DATA -
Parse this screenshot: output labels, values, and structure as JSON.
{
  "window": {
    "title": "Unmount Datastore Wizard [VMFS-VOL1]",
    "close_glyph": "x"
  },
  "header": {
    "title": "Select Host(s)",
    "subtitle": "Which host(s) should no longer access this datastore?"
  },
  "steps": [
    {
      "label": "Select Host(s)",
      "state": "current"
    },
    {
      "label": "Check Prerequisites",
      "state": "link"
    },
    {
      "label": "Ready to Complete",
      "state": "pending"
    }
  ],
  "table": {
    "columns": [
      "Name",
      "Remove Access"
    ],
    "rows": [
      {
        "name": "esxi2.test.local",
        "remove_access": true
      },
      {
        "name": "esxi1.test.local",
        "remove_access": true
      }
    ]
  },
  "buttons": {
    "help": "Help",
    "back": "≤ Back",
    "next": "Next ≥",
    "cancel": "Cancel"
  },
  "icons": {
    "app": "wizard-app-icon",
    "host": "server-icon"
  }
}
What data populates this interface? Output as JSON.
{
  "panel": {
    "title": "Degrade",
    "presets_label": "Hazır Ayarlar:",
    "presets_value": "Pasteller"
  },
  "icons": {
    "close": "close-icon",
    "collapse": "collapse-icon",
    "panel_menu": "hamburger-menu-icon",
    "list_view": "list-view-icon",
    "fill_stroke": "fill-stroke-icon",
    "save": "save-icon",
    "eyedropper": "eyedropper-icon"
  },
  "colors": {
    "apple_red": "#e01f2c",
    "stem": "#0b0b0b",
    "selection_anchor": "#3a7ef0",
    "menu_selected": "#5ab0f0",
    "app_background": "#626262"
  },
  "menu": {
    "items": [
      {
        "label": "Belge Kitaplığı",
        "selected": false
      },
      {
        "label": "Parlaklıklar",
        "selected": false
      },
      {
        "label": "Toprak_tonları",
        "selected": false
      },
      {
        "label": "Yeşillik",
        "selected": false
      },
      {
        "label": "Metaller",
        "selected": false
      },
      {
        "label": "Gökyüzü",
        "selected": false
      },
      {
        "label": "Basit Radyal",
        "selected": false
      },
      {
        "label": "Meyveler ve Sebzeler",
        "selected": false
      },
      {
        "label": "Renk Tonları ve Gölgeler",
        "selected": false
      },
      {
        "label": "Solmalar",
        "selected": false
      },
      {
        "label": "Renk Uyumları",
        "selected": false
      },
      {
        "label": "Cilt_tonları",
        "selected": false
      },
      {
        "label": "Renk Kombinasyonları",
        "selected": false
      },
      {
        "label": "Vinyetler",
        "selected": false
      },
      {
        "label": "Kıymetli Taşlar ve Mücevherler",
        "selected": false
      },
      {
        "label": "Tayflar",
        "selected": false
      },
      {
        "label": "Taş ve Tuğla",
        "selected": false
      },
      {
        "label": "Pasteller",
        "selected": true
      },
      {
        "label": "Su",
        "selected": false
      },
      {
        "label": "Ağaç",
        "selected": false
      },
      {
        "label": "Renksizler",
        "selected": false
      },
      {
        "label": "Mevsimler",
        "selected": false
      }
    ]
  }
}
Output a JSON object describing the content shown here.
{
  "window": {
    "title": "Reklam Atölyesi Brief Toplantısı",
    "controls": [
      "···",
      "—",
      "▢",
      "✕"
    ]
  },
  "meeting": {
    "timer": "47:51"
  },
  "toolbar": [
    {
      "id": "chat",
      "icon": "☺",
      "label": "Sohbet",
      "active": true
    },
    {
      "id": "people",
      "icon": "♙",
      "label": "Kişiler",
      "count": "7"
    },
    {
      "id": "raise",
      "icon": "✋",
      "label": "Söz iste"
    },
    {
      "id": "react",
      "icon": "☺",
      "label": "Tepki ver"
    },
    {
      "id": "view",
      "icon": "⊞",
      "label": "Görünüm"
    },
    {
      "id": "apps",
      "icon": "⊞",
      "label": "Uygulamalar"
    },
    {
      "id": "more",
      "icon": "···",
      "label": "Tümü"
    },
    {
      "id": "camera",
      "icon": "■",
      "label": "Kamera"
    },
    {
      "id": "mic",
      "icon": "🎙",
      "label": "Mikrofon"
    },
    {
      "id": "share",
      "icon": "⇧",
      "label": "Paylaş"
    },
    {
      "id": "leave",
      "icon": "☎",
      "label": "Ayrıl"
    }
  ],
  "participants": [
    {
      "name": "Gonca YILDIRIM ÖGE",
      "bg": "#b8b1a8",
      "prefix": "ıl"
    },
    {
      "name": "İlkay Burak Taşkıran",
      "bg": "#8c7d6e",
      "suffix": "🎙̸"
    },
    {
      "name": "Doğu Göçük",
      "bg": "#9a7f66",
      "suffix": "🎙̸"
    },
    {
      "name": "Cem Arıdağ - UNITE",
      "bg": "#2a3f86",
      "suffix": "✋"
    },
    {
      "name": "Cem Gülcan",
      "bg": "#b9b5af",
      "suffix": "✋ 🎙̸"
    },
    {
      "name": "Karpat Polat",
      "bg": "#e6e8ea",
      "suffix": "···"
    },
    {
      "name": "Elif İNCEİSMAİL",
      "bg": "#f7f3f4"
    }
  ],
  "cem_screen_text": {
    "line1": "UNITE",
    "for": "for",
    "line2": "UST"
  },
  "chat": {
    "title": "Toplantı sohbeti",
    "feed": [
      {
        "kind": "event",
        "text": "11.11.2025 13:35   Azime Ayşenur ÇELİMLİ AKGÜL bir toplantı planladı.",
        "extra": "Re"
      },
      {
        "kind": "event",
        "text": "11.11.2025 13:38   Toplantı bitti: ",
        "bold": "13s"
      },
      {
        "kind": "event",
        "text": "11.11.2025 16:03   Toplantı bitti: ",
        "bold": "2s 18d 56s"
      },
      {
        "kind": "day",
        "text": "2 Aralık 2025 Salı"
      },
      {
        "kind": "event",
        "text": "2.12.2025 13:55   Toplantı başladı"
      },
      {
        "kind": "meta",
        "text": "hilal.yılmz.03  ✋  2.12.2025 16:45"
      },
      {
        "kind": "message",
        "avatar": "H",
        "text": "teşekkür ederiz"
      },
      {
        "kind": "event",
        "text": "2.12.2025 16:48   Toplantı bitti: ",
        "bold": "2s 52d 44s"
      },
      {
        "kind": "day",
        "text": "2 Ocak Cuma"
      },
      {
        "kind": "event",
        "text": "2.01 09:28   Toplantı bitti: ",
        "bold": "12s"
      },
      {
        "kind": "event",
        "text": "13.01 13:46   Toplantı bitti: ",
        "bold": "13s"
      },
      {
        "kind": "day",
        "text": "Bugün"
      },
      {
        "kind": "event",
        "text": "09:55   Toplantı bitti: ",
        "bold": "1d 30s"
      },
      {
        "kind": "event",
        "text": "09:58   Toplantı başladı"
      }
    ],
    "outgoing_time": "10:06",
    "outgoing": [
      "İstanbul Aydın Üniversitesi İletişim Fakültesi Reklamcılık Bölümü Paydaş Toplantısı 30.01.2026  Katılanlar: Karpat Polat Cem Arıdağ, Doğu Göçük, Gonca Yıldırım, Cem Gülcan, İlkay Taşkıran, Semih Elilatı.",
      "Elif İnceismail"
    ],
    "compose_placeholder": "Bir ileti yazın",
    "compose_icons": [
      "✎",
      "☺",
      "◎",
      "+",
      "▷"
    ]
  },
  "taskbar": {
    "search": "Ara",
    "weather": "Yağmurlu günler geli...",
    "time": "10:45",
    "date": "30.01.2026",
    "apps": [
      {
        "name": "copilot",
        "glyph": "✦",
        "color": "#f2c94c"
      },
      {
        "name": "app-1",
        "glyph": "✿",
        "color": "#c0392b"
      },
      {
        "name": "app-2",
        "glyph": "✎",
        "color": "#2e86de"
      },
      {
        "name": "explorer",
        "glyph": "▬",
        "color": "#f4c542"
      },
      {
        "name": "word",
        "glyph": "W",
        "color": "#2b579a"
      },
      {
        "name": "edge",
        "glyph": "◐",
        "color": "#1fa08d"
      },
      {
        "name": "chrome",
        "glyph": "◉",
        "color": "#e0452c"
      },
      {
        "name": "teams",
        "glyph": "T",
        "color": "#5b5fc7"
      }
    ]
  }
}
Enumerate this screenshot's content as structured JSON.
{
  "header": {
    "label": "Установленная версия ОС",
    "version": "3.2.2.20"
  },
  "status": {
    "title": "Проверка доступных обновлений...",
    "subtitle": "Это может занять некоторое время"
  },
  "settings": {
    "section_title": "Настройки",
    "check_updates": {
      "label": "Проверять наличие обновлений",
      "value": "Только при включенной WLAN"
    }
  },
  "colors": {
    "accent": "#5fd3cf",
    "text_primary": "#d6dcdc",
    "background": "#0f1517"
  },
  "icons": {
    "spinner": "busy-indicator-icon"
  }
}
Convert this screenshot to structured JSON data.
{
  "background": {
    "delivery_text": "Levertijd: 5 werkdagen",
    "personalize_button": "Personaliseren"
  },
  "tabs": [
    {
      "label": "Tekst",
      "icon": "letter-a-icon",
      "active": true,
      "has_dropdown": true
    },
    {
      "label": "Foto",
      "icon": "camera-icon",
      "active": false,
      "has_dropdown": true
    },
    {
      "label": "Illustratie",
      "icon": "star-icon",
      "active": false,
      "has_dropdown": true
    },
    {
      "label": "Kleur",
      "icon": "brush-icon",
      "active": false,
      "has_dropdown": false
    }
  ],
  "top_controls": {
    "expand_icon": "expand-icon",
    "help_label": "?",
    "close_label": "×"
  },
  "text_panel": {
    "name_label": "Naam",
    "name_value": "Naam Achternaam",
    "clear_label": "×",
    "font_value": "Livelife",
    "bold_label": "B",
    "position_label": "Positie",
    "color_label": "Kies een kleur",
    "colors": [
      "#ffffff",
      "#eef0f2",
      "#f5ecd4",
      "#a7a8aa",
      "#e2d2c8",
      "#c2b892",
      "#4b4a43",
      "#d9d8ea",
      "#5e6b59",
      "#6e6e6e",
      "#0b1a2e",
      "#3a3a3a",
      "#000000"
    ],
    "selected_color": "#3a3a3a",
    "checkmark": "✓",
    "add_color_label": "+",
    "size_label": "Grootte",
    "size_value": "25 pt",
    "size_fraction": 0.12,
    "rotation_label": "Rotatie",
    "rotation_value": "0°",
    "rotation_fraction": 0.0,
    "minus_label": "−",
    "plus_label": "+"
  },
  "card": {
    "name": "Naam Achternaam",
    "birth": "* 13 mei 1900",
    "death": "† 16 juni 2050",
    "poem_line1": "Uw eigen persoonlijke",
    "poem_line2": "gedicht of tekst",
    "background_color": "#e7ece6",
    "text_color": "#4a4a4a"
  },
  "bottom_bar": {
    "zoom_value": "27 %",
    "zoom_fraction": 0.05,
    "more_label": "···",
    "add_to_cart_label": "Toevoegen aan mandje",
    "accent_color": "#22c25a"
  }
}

GIVEN TASK - Select every line in the material above where the string "Naam" occurs, and copy it.

SOLUTION FOR THIS EXERCISE -
    "name_label": "Naam",
    "name_value": "Naam Achternaam",
    "name": "Naam Achternaam",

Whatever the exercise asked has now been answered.